Saved entries
◆ ◆ ◆ ◆ ◆ ◆ ◆

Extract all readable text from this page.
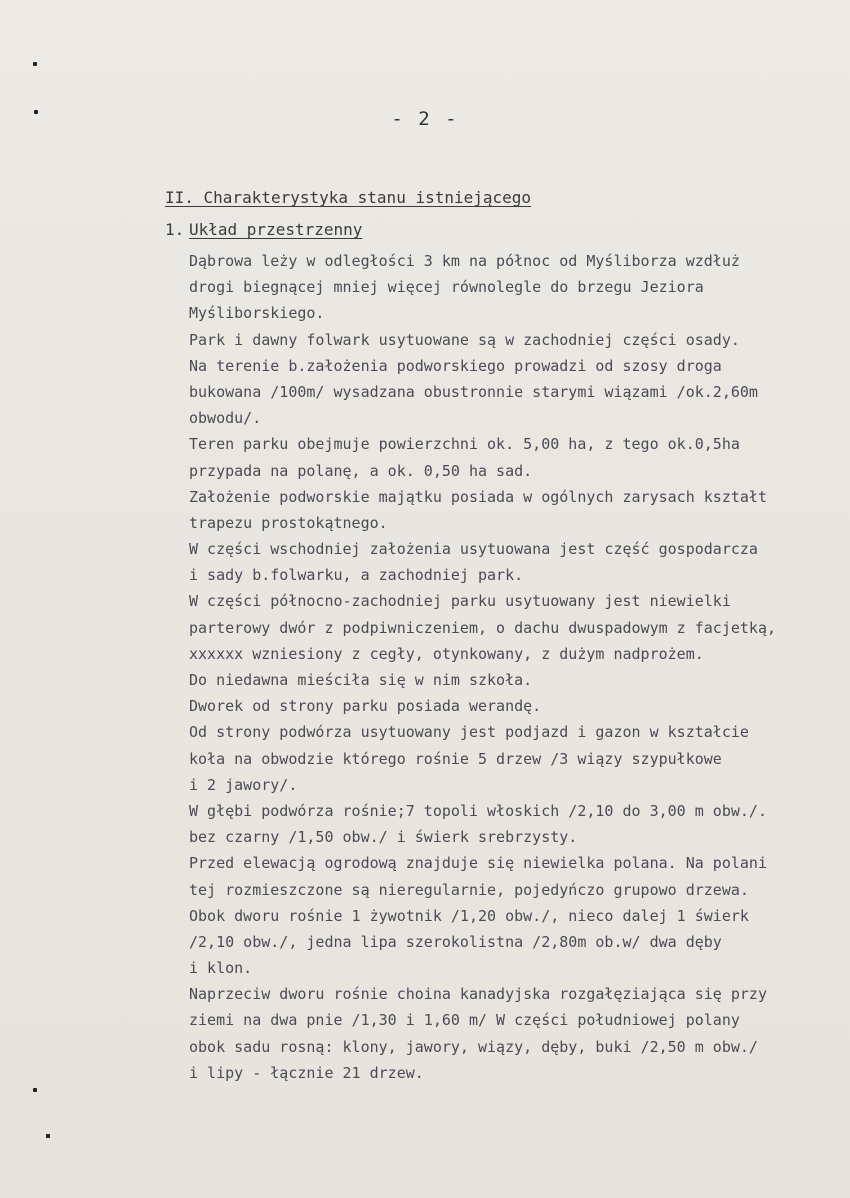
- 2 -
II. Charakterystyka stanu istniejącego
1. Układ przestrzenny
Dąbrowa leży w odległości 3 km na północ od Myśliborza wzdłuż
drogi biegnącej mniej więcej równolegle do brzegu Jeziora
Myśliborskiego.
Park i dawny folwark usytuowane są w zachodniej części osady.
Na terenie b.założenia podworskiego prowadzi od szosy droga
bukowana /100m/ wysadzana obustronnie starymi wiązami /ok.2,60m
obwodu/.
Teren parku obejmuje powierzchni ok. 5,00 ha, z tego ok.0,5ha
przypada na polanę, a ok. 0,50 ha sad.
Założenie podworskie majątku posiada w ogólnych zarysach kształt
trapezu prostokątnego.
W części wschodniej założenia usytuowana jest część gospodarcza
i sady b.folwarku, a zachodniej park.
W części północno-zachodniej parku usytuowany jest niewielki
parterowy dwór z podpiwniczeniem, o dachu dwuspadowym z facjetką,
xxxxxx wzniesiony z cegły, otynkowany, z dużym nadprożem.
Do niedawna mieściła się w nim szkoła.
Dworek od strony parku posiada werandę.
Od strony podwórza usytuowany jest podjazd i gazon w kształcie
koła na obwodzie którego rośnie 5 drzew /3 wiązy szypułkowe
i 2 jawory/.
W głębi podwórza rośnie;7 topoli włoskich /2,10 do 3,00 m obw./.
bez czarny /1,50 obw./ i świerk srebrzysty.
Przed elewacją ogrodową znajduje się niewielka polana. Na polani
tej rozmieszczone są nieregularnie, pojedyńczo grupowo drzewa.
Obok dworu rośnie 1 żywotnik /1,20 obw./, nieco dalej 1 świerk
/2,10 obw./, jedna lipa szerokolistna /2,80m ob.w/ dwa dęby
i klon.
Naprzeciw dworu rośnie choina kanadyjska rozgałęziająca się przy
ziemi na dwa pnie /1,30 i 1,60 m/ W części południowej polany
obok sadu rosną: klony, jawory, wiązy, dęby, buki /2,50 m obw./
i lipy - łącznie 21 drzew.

◆ ◆ ◆ ◆ ◆ ◆ ◆

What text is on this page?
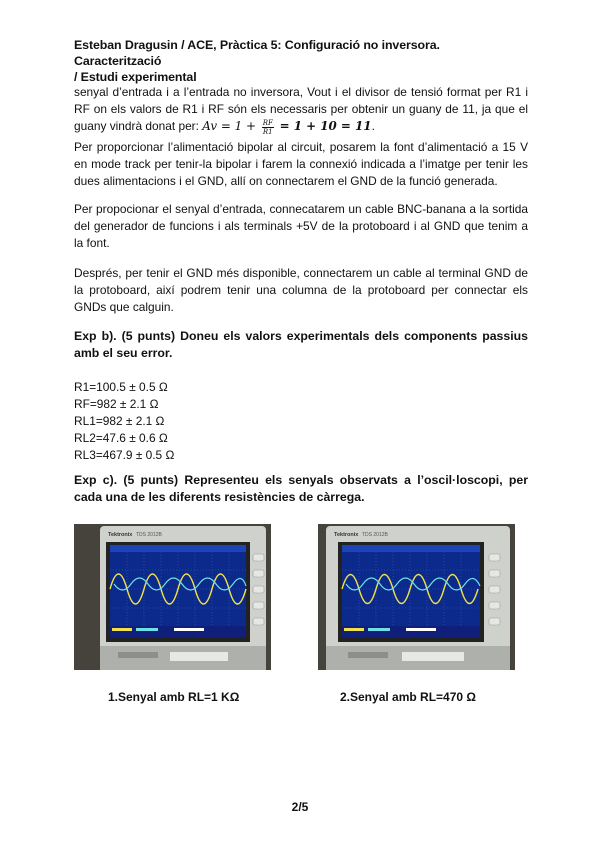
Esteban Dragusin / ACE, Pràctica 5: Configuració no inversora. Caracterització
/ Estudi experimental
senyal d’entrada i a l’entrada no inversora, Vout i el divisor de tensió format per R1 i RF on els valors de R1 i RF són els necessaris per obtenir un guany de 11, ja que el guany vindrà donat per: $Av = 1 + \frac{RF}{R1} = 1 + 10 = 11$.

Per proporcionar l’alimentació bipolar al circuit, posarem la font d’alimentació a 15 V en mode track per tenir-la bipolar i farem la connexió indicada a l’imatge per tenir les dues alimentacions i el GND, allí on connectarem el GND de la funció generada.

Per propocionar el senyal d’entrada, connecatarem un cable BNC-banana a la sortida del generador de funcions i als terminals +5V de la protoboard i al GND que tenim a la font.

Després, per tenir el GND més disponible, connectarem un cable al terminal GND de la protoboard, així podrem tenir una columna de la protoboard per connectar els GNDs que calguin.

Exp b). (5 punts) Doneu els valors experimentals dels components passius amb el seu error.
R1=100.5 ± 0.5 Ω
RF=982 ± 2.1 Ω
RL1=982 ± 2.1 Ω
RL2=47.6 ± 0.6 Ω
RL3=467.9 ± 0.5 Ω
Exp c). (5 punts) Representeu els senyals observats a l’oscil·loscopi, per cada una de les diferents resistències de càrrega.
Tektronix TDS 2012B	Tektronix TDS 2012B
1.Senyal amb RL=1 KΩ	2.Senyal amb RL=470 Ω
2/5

◆ ◆ ◆ ◆ ◆ ◆ ◆

Instructions for the task: In the entries above, locate every line with the word "cable" and copy it.

Task answer:
Per propocionar el senyal d’entrada, connecatarem un cable BNC-banana a la sortida del generador de funcions i als terminals +5V de la protoboard i al GND que tenim a la font.
Després, per tenir el GND més disponible, connectarem un cable al terminal GND de la protoboard, així podrem tenir una columna de la protoboard per connectar els GNDs que calguin.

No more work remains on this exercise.